═══ 本文

日本人墓地で祈り献花 高見豊彦博士のひ孫参列

 メモリアルデーの5月26日、クイーンズのマスペスにあるマウント・オリヴェット日本人墓地で恒例の墓参会がニューヨーク日系人会(JAA)の呼びかけで開催された。墓参会にはニューヨーク総領事館から森美樹夫大使、佐藤貢司JAA会長、森本恵作ニューヨーク日本人学校校長、岡本徹ニューヨーク育英学園学園長、三木伸夫NY日系ライオンズクラブ会長、スタンリー・ウェイン日米合同教会牧師ら30人余りが参列した。竹田勝男JAA副会長の進行で、NY仏教会のカート・ライ住職が読経し、一人ひとりが焼香と献花を行った。前日NY日系ライオンズクラブがボランティアで清掃し、墓石にはNY育英学園児童手作りの日米の小旗が一面に飾られた。

══════
═══ データエントリ

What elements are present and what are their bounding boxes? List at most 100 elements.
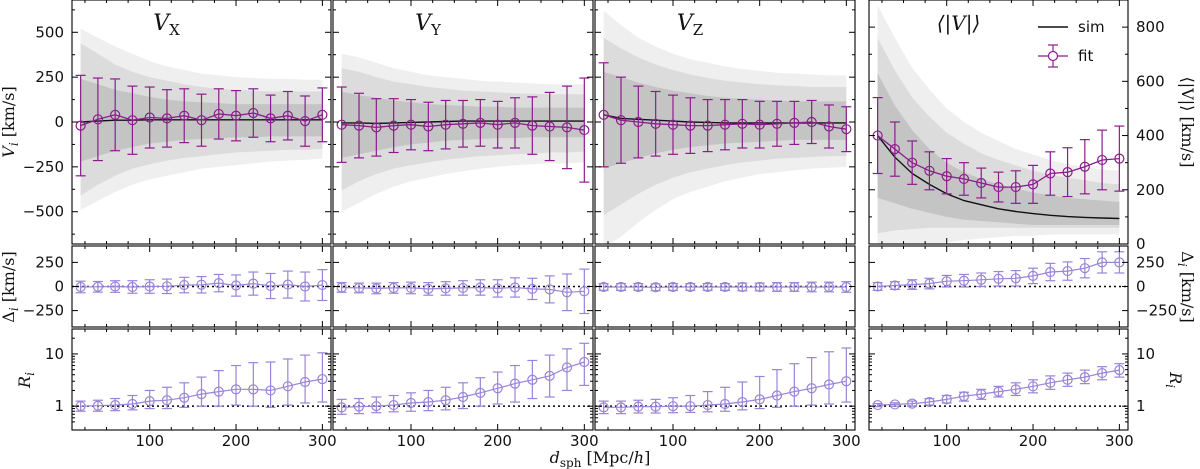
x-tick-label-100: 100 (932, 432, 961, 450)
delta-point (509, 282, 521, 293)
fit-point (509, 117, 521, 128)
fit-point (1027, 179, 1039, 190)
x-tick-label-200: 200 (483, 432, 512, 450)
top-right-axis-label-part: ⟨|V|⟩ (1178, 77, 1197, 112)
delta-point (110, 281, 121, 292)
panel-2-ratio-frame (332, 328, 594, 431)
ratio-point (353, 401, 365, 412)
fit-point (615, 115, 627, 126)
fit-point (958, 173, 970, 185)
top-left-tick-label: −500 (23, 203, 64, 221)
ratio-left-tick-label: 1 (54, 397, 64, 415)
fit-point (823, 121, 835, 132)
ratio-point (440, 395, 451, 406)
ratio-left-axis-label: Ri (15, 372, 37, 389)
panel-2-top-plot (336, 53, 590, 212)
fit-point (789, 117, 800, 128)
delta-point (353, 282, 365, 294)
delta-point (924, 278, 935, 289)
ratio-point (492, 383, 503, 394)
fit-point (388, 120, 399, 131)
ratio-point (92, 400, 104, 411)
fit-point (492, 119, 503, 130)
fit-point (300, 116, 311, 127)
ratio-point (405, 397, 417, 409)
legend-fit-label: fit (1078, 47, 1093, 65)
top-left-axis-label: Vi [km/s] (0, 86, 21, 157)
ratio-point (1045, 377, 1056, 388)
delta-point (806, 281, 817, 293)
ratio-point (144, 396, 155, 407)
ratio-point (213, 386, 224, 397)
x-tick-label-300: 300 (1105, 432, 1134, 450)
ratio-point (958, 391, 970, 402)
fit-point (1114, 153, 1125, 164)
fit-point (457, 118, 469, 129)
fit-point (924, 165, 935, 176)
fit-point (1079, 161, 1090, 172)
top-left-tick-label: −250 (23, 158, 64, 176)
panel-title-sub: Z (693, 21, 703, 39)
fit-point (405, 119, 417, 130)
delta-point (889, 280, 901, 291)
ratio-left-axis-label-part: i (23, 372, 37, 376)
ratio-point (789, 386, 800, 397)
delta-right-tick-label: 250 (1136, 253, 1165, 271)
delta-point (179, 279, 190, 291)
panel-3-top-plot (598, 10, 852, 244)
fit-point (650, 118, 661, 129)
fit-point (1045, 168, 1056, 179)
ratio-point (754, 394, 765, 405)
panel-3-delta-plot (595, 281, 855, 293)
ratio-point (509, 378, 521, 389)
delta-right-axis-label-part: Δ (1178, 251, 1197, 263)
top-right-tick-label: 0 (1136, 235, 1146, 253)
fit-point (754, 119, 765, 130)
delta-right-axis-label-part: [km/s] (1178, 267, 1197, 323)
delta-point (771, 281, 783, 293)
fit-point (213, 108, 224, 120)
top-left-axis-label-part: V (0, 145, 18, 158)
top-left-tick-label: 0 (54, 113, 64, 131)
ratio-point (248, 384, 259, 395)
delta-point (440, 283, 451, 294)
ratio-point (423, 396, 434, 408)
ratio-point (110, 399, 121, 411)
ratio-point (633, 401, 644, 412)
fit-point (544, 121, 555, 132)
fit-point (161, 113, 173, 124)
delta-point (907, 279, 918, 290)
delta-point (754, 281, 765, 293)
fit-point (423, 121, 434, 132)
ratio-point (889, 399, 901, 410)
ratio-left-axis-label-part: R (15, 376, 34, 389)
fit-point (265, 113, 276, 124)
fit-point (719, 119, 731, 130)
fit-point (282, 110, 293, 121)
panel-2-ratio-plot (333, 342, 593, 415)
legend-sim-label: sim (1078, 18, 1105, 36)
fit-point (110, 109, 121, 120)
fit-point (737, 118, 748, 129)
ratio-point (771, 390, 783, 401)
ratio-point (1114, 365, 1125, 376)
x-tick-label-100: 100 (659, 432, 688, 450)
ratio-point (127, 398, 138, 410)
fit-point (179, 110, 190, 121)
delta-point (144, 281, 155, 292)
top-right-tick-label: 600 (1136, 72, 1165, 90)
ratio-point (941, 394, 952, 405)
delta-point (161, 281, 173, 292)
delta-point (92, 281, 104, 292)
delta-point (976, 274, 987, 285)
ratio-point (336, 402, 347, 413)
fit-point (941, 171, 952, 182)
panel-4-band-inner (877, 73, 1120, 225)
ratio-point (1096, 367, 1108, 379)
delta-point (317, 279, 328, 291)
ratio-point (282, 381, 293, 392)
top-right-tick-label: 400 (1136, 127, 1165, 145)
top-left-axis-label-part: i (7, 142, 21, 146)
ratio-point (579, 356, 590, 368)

══════
═══ データエントリ

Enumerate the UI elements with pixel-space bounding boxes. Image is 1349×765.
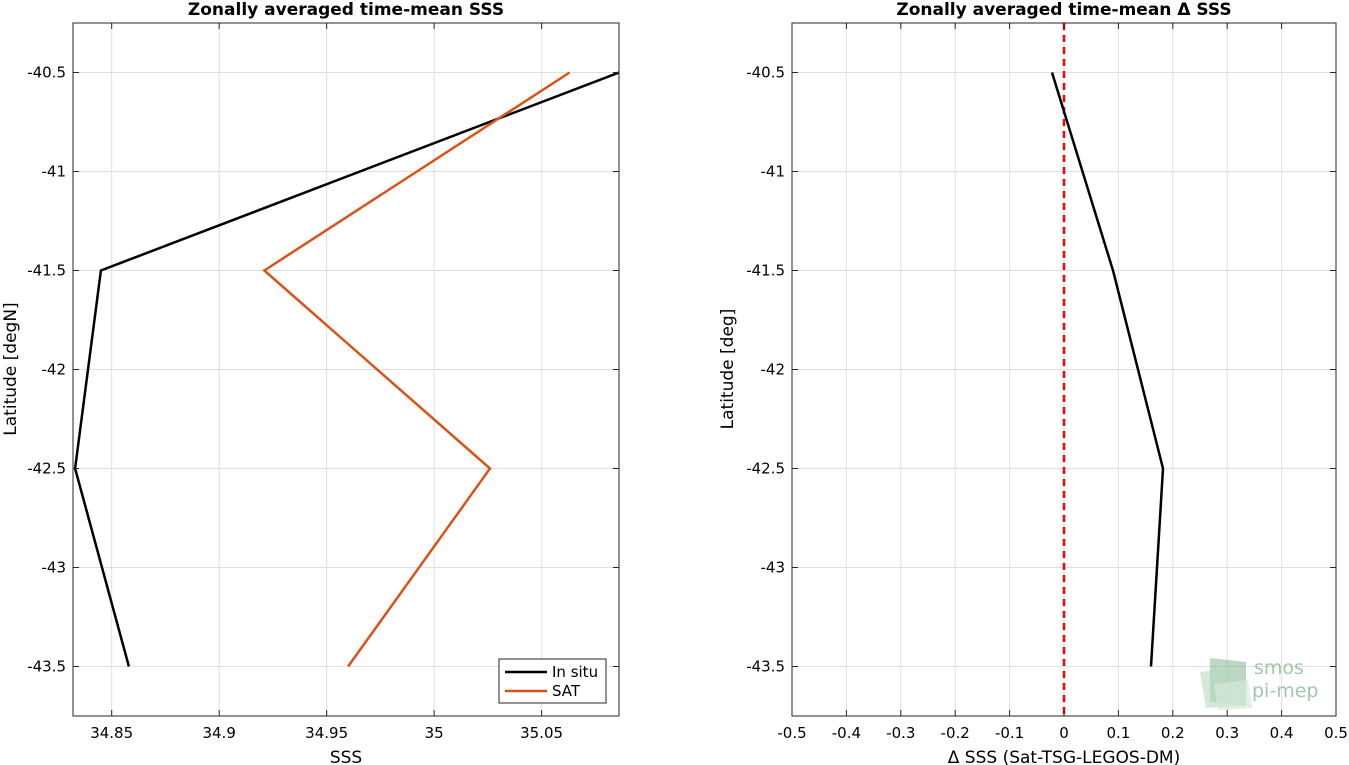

══════

*指示:*
- a) 本文の「メモリアルデーの5月26日、」から「日米の小旗が一面に飾られた。」までを、両端を含めてそのまま出力せよ。
- b) 次の(i)〜(iii)が本文と合っているか、それぞれ「はい」か「いいえ」で答え、判断の決め手となる本文の語句をそのまま引用せよ。(i) 墓参会は5月26日に開かれた。(ii) 読経をしたのは日米合同教会の牧師だった。(iii) 墓石に飾られた小旗は、清掃を行ったライオンズクラブの会員が作った。

*タスク別出力:*
- a)
メモリアルデーの5月26日、クイーンズのマスペスにあるマウント・オリヴェット日本人墓地で恒例の墓参会がニューヨーク日系人会(JAA)の呼びかけで開催された。墓参会にはニューヨーク総領事館から森美樹夫大使、佐藤貢司JAA会長、森本恵作ニューヨーク日本人学校校長、岡本徹ニューヨーク育英学園学園長、三木伸夫NY日系ライオンズクラブ会長、スタンリー・ウェイン日米合同教会牧師ら30人余りが参列した。竹田勝男JAA副会長の進行で、NY仏教会のカート・ライ住職が読経し、一人ひとりが焼香と献花を行った。前日NY日系ライオンズクラブがボランティアで清掃し、墓石にはNY育英学園児童手作りの日米の小旗が一面に飾られた。

- b)
(i) はい。「メモリアルデーの5月26日」
(ii) いいえ。「NY仏教会のカート・ライ住職が読経し」
(iii) いいえ。「NY育英学園児童手作りの日米の小旗」